- **Direction**
All of the material below is to be repeated exactly.

Raw records
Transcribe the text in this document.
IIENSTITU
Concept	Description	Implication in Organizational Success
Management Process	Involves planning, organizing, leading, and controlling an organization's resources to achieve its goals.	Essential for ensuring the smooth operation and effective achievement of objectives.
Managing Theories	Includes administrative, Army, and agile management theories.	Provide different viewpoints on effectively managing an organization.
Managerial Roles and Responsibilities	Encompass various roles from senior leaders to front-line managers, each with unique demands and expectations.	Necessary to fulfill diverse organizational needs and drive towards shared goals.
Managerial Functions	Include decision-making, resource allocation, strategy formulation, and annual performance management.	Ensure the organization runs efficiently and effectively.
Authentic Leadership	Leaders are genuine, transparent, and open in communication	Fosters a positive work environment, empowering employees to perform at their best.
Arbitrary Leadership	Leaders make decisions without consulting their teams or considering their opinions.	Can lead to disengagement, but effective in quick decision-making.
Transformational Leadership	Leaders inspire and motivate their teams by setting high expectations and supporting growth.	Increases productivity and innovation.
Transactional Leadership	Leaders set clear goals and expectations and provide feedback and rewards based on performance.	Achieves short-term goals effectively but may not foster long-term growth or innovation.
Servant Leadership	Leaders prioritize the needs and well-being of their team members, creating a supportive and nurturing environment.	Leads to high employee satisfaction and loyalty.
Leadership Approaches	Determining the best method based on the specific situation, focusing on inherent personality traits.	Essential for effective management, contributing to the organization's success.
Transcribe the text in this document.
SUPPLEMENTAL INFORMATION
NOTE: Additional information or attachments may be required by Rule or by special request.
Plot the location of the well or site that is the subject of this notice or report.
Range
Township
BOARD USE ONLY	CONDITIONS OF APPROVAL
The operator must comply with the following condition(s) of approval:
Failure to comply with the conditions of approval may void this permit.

- **Solution to this exercise**
Transcribe the text in this document.
IIENSTITU
Concept	Description	Implication in Organizational Success
Management Process	Involves planning, organizing, leading, and controlling an organization's resources to achieve its goals.	Essential for ensuring the smooth operation and effective achievement of objectives.
Managing Theories	Includes administrative, Army, and agile management theories.	Provide different viewpoints on effectively managing an organization.
Managerial Roles and Responsibilities	Encompass various roles from senior leaders to front-line managers, each with unique demands and expectations.	Necessary to fulfill diverse organizational needs and drive towards shared goals.
Managerial Functions	Include decision-making, resource allocation, strategy formulation, and annual performance management.	Ensure the organization runs efficiently and effectively.
Authentic Leadership	Leaders are genuine, transparent, and open in communication	Fosters a positive work environment, empowering employees to perform at their best.
Arbitrary Leadership	Leaders make decisions without consulting their teams or considering their opinions.	Can lead to disengagement, but effective in quick decision-making.
Transformational Leadership	Leaders inspire and motivate their teams by setting high expectations and supporting growth.	Increases productivity and innovation.
Transactional Leadership	Leaders set clear goals and expectations and provide feedback and rewards based on performance.	Achieves short-term goals effectively but may not foster long-term growth or innovation.
Servant Leadership	Leaders prioritize the needs and well-being of their team members, creating a supportive and nurturing environment.	Leads to high employee satisfaction and loyalty.
Leadership Approaches	Determining the best method based on the specific situation, focusing on inherent personality traits.	Essential for effective management, contributing to the organization's success.
Transcribe the text in this document.
SUPPLEMENTAL INFORMATION
NOTE: Additional information or attachments may be required by Rule or by special request.
Plot the location of the well or site that is the subject of this notice or report.
Range
Township
BOARD USE ONLY	CONDITIONS OF APPROVAL
The operator must comply with the following condition(s) of approval:
Failure to comply with the conditions of approval may void this permit.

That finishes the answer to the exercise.